Loss Of Altitude in Auto with Copter 3.5

This is not a problem unique to helicopter. Multi-rotor pilots have noted this as well but it’s usually blamed on the aircraft not being able to maintain altitude due to running out of power and dismissed. With helicopters we don’t have that problem so I can more accurately illustrate what is going on. I noted this during testing and tuning the WPNAV_ACCEL on this heli and dismissed it at the time as a one-time anomoly. But it turns out it’s not.

This is a screenshot summary of the flight plan - it is flown at 15 m/s. The Do Jump command sends us back to waypoint 2 seven times so the heli flies a high-speed figure-8 on a fairly small course with tight turns.

https://photos.app.goo.gl/JoQ3Ev8XLUI8wLnu2

This the course flown with AC3.3.3 based software, looking at barometer altitude vs GPS altitude. There is no problems other than GPS altitude is notoriously inaccurate. This older software does not show the mission commands on the timeline but when the heli comes into the final waypoint it is at the proper altitude of 8 meters. Home and the final waypoint are one and the same.

[Extracted entries]
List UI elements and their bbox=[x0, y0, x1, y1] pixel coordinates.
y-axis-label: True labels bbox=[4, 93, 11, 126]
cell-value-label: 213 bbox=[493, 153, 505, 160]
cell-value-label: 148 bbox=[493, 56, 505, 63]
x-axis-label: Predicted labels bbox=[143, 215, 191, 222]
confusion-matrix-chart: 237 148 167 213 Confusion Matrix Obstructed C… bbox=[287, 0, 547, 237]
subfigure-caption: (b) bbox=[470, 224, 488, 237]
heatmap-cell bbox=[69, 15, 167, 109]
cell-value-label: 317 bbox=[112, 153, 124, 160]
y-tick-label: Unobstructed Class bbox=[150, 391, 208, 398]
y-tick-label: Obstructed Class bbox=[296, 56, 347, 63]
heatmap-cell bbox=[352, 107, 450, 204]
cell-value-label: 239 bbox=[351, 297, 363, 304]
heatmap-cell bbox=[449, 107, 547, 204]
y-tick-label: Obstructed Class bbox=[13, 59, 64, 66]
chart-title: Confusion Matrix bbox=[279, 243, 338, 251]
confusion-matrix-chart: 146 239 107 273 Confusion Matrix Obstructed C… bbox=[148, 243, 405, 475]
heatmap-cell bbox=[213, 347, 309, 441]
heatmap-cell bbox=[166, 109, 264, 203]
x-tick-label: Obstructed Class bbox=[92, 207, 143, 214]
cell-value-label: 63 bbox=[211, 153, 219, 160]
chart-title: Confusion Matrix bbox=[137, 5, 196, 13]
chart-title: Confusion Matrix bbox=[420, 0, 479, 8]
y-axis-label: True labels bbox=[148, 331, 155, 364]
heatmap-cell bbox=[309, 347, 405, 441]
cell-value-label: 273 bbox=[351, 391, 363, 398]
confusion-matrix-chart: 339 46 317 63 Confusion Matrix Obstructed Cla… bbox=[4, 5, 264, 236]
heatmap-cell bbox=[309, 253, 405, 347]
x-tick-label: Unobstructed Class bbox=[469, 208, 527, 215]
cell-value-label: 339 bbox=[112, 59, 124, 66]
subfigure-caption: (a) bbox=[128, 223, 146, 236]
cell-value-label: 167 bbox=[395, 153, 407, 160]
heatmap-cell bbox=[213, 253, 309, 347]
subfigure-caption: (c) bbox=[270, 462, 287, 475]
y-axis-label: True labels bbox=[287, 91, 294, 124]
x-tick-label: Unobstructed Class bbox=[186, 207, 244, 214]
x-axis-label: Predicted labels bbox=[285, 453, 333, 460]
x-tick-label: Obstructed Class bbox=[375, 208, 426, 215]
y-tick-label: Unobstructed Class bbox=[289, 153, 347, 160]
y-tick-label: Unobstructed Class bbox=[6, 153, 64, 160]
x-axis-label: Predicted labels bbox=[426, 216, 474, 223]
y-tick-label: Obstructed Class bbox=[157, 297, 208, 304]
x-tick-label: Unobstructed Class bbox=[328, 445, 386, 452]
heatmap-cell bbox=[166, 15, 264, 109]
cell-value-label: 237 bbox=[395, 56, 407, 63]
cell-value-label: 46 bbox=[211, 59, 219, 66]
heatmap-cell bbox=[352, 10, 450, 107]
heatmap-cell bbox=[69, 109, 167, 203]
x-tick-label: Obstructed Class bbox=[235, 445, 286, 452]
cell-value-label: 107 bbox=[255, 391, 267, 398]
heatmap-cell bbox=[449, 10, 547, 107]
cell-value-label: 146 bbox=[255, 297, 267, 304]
* * *
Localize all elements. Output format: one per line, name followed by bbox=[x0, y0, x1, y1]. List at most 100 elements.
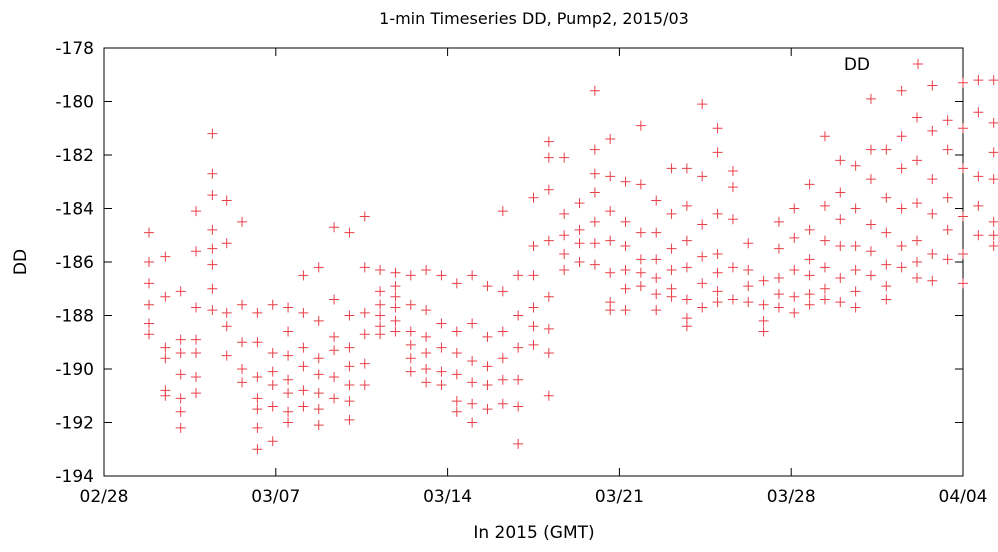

[To do]
- A) In the helicopter altitude post, list every speed, count or height it gives for the flights, and say what each one describes.
- B) Write the next part of the helicopter altitude post, picking up after its last sentence.

[Results]
- A)
- 15 m/s: the speed the flight plan is flown at
- Seven times: how often the Do Jump command sends the heli back to waypoint 2
- 8 meters: the proper altitude of the heli when it reaches the final waypoint

- B)
This is the same course flown with the same helicopter, same hardware, same speed - only thing different is that the Pixhawk is loaded with AC3.5.3. Notice the steady loss of altitude measured by the barometer (and verified both visually and with onboard camera reference). At the final waypoint instead of being at 8 meters AGL (flight planned) the heli comes in at only 1.3 meters AGL. While GPS still thinks it’s at 8 meters above ground (using height above the reference ellipsoid used by GPS). The GPS altitude jumps all over the place like it always does. The barometer tells the real story of what’s going on. At landing the ground station indicates the heli is at 6 meters altitude when it’s sitting on the ground.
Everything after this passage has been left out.